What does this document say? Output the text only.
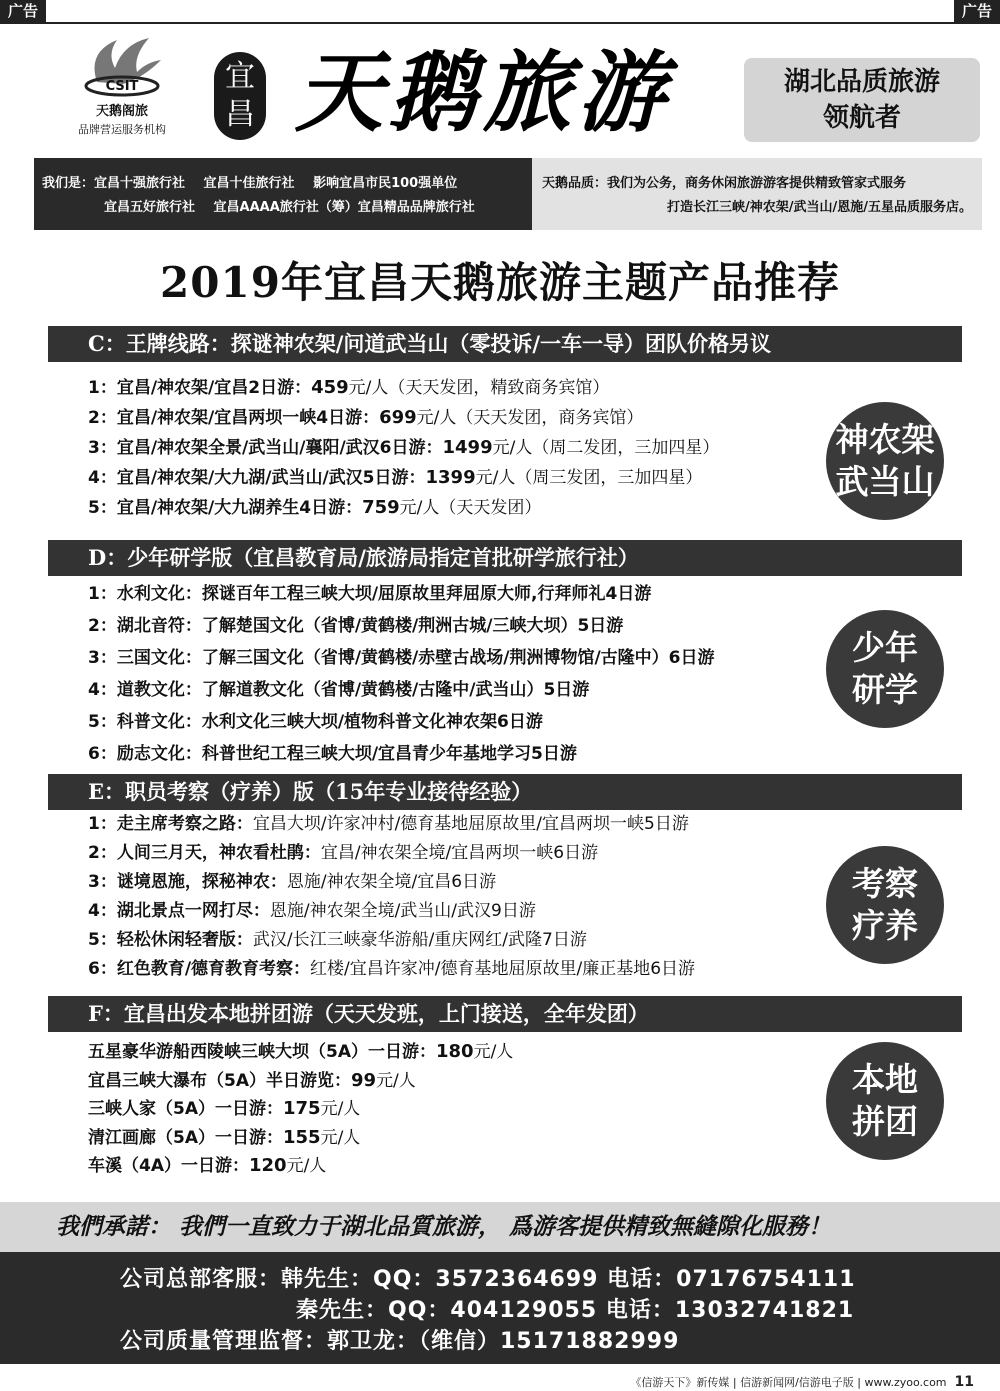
广告	广告
CSIT
天鹅阁旅
品牌营运服务机构
宜
昌 天鹅旅游	湖北品质旅游
领航者
我们是：宜昌十强旅行社 宜昌十佳旅行社 影响宜昌市民100强单位
宜昌五好旅行社 宜昌AAAA旅行社（筹）宜昌精品品牌旅行社
天鹅品质：我们为公务，商务休闲旅游游客提供精致管家式服务
打造长江三峡/神农架/武当山/恩施/五星品质服务店。
2019年宜昌天鹅旅游主题产品推荐
C：王牌线路：探谜神农架/问道武当山（零投诉/一车一导）团队价格另议
1：宜昌/神农架/宜昌2日游：459元/人（天天发团，精致商务宾馆）
2：宜昌/神农架/宜昌两坝一峡4日游：699元/人（天天发团，商务宾馆）
3：宜昌/神农架全景/武当山/襄阳/武汉6日游：1499元/人（周二发团，三加四星）
4：宜昌/神农架/大九湖/武当山/武汉5日游：1399元/人（周三发团，三加四星）
5：宜昌/神农架/大九湖养生4日游：759元/人（天天发团）
神农架
武当山
D：少年研学版（宜昌教育局/旅游局指定首批研学旅行社）
1：水利文化：探谜百年工程三峡大坝/屈原故里拜屈原大师,行拜师礼4日游
2：湖北音符：了解楚国文化（省博/黄鹤楼/荆洲古城/三峡大坝）5日游
3：三国文化：了解三国文化（省博/黄鹤楼/赤壁古战场/荆洲博物馆/古隆中）6日游
4：道教文化：了解道教文化（省博/黄鹤楼/古隆中/武当山）5日游
5：科普文化：水利文化三峡大坝/植物科普文化神农架6日游
6：励志文化：科普世纪工程三峡大坝/宜昌青少年基地学习5日游
少年
研学
E：职员考察（疗养）版（15年专业接待经验）
1：走主席考察之路：宜昌大坝/许家冲村/德育基地屈原故里/宜昌两坝一峡5日游
2：人间三月天，神农看杜鹃：宜昌/神农架全境/宜昌两坝一峡6日游
3：谜境恩施，探秘神农：恩施/神农架全境/宜昌6日游
4：湖北景点一网打尽：恩施/神农架全境/武当山/武汉9日游
5：轻松休闲轻奢版：武汉/长江三峡豪华游船/重庆网红/武隆7日游
6：红色教育/德育教育考察：红楼/宜昌许家冲/德育基地屈原故里/廉正基地6日游
考察
疗养
F：宜昌出发本地拼团游（天天发班，上门接送，全年发团）
五星豪华游船西陵峡三峡大坝（5A）一日游：180元/人
宜昌三峡大瀑布（5A）半日游览：99元/人
三峡人家（5A）一日游：175元/人
清江画廊（5A）一日游：155元/人
车溪（4A）一日游：120元/人
本地
拼团
我們承諾： 我們一直致力于湖北品質旅游， 爲游客提供精致無縫隙化服務！
公司总部客服：韩先生：QQ：3572364699 电话：07176754111
秦先生：QQ：404129055 电话：13032741821
公司质量管理监督：郭卫龙：（维信）15171882999
《信游天下》新传媒 | 信游新闻网/信游电子版 | www.zyoo.com 11
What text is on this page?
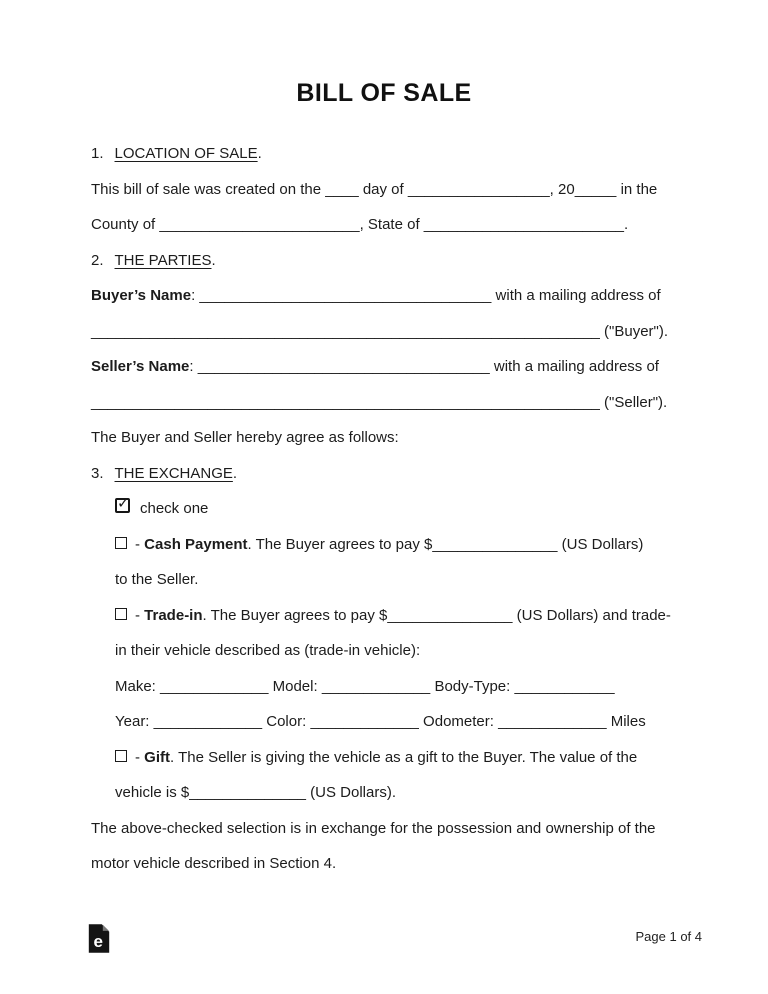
BILL OF SALE
1. LOCATION OF SALE.
This bill of sale was created on the ____ day of _________________, 20_____ in the
County of ________________________, State of ________________________.
2. THE PARTIES.
Buyer’s Name: ___________________________________ with a mailing address of
_____________________________________________________________ ("Buyer").
Seller’s Name: ___________________________________ with a mailing address of
_____________________________________________________________ ("Seller").
The Buyer and Seller hereby agree as follows:
3. THE EXCHANGE.
✓ check one
- Cash Payment. The Buyer agrees to pay $_______________ (US Dollars)
to the Seller.
- Trade-in. The Buyer agrees to pay $_______________ (US Dollars) and trade-
in their vehicle described as (trade-in vehicle):
Make: _____________ Model: _____________ Body-Type: ____________
Year: _____________ Color: _____________ Odometer: _____________ Miles
- Gift. The Seller is giving the vehicle as a gift to the Buyer. The value of the
vehicle is $______________ (US Dollars).
The above-checked selection is in exchange for the possession and ownership of the
motor vehicle described in Section 4.
e	Page 1 of 4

------

(The problem)
Each line that contains the word "What" counts toward the total; give only that total.

(Reply)
2